Your objective:
Please give the entries again in full and exactly, without any picture.

## Begin Task material

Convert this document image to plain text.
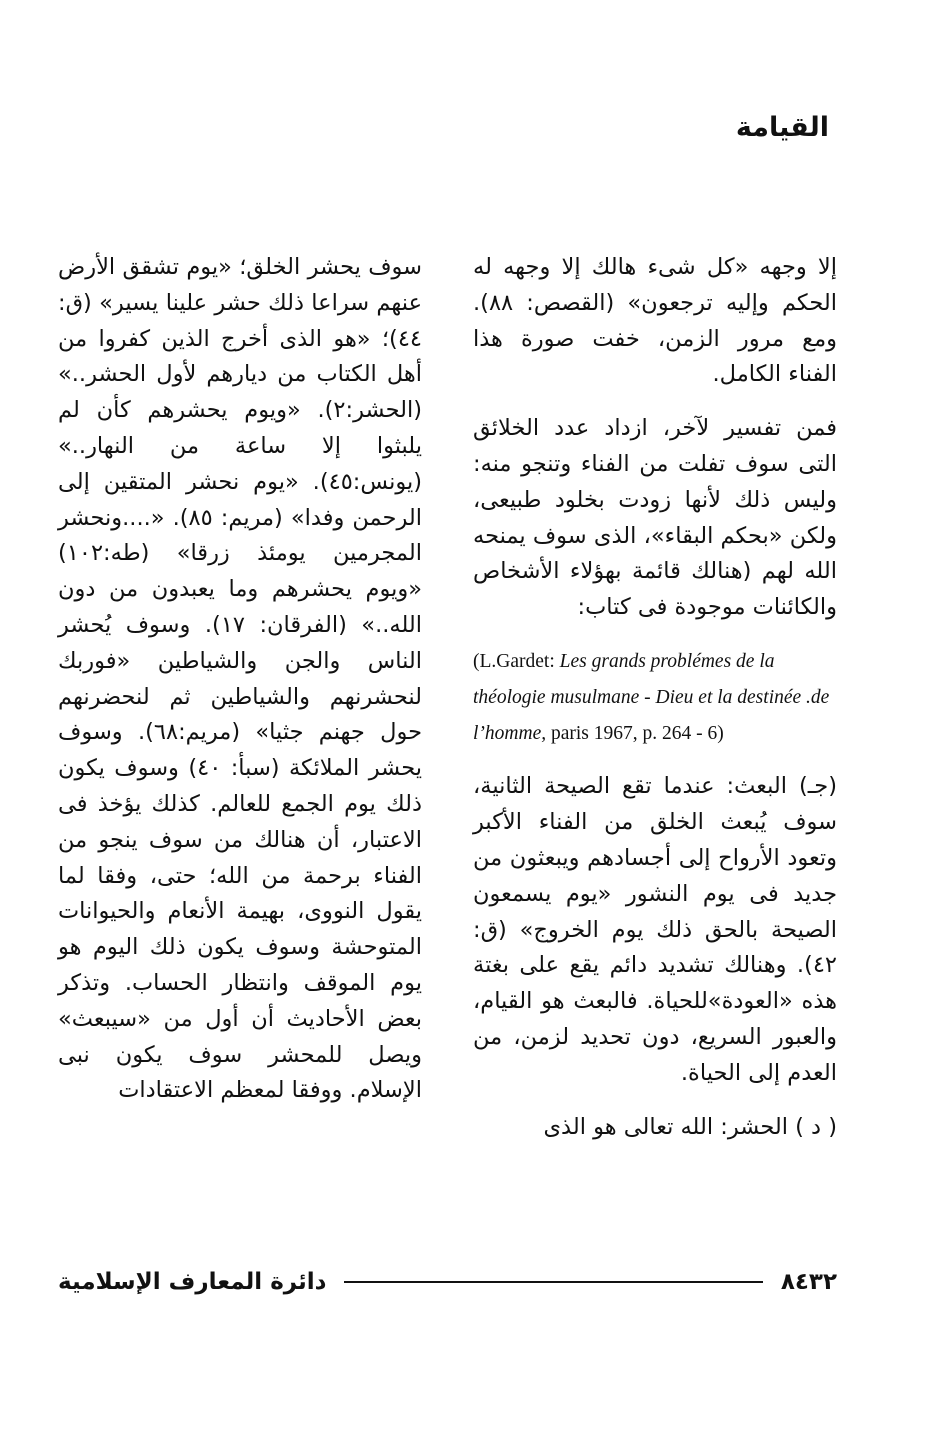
القيامة

إلا وجهه «كل شىء هالك إلا وجهه له الحكم وإليه ترجعون» (القصص: ٨٨). ومع مرور الزمن، خفت صورة هذا الفناء الكامل.

فمن تفسير لآخر، ازداد عدد الخلائق التى سوف تفلت من الفناء وتنجو منه: وليس ذلك لأنها زودت بخلود طبيعى، ولكن «بحكم البقاء»، الذى سوف يمنحه الله لهم (هنالك قائمة بهؤلاء الأشخاص والكائنات موجودة فى كتاب:

(L.Gardet: Les grands problémes de la théologie musulmane - Dieu et la destinée .de l’homme, paris 1967, p. 264 - 6)

(جـ) البعث: عندما تقع الصيحة الثانية، سوف يُبعث الخلق من الفناء الأكبر وتعود الأرواح إلى أجسادهم ويبعثون من جديد فى يوم النشور «يوم يسمعون الصيحة بالحق ذلك يوم الخروج» (ق: ٤٢). وهنالك تشديد دائم يقع على بغتة هذه «العودة»للحياة. فالبعث هو القيام، والعبور السريع، دون تحديد لزمن، من العدم إلى الحياة.

( د ) الحشر: الله تعالى هو الذى

سوف يحشر الخلق؛ «يوم تشقق الأرض عنهم سراعا ذلك حشر علينا يسير» (ق: ٤٤)؛ «هو الذى أخرج الذين كفروا من أهل الكتاب من ديارهم لأول الحشر..» (الحشر:٢). «ويوم يحشرهم كأن لم يلبثوا إلا ساعة من النهار..» (يونس:٤٥). «يوم نحشر المتقين إلى الرحمن وفدا» (مريم: ٨٥). «....ونحشر المجرمين يومئذ زرقا» (طه:١٠٢) «ويوم يحشرهم وما يعبدون من دون الله..» (الفرقان: ١٧). وسوف يُحشر الناس والجن والشياطين «فوربك لنحشرنهم والشياطين ثم لنحضرنهم حول جهنم جثيا» (مريم:٦٨). وسوف يحشر الملائكة (سبأ: ٤٠) وسوف يكون ذلك يوم الجمع للعالم. كذلك يؤخذ فى الاعتبار، أن هنالك من سوف ينجو من الفناء برحمة من الله؛ حتى، وفقا لما يقول النووى، بهيمة الأنعام والحيوانات المتوحشة وسوف يكون ذلك اليوم هو يوم الموقف وانتظار الحساب. وتذكر بعض الأحاديث أن أول من «سيبعث» ويصل للمحشر سوف يكون نبى الإسلام. ووفقا لمعظم الاعتقادات

٨٤٣٢
دائرة المعارف الإسلامية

## End Task material

The response:
Convert this document image to plain text.
القيامة

إلا وجهه «كل شىء هالك إلا وجهه له الحكم وإليه ترجعون» (القصص: ٨٨). ومع مرور الزمن، خفت صورة هذا الفناء الكامل.

فمن تفسير لآخر، ازداد عدد الخلائق التى سوف تفلت من الفناء وتنجو منه: وليس ذلك لأنها زودت بخلود طبيعى، ولكن «بحكم البقاء»، الذى سوف يمنحه الله لهم (هنالك قائمة بهؤلاء الأشخاص والكائنات موجودة فى كتاب:

(L.Gardet: Les grands problémes de la théologie musulmane - Dieu et la destinée .de l’homme, paris 1967, p. 264 - 6)

(جـ) البعث: عندما تقع الصيحة الثانية، سوف يُبعث الخلق من الفناء الأكبر وتعود الأرواح إلى أجسادهم ويبعثون من جديد فى يوم النشور «يوم يسمعون الصيحة بالحق ذلك يوم الخروج» (ق: ٤٢). وهنالك تشديد دائم يقع على بغتة هذه «العودة»للحياة. فالبعث هو القيام، والعبور السريع، دون تحديد لزمن، من العدم إلى الحياة.

( د ) الحشر: الله تعالى هو الذى

سوف يحشر الخلق؛ «يوم تشقق الأرض عنهم سراعا ذلك حشر علينا يسير» (ق: ٤٤)؛ «هو الذى أخرج الذين كفروا من أهل الكتاب من ديارهم لأول الحشر..» (الحشر:٢). «ويوم يحشرهم كأن لم يلبثوا إلا ساعة من النهار..» (يونس:٤٥). «يوم نحشر المتقين إلى الرحمن وفدا» (مريم: ٨٥). «....ونحشر المجرمين يومئذ زرقا» (طه:١٠٢) «ويوم يحشرهم وما يعبدون من دون الله..» (الفرقان: ١٧). وسوف يُحشر الناس والجن والشياطين «فوربك لنحشرنهم والشياطين ثم لنحضرنهم حول جهنم جثيا» (مريم:٦٨). وسوف يحشر الملائكة (سبأ: ٤٠) وسوف يكون ذلك يوم الجمع للعالم. كذلك يؤخذ فى الاعتبار، أن هنالك من سوف ينجو من الفناء برحمة من الله؛ حتى، وفقا لما يقول النووى، بهيمة الأنعام والحيوانات المتوحشة وسوف يكون ذلك اليوم هو يوم الموقف وانتظار الحساب. وتذكر بعض الأحاديث أن أول من «سيبعث» ويصل للمحشر سوف يكون نبى الإسلام. ووفقا لمعظم الاعتقادات

٨٤٣٢
دائرة المعارف الإسلامية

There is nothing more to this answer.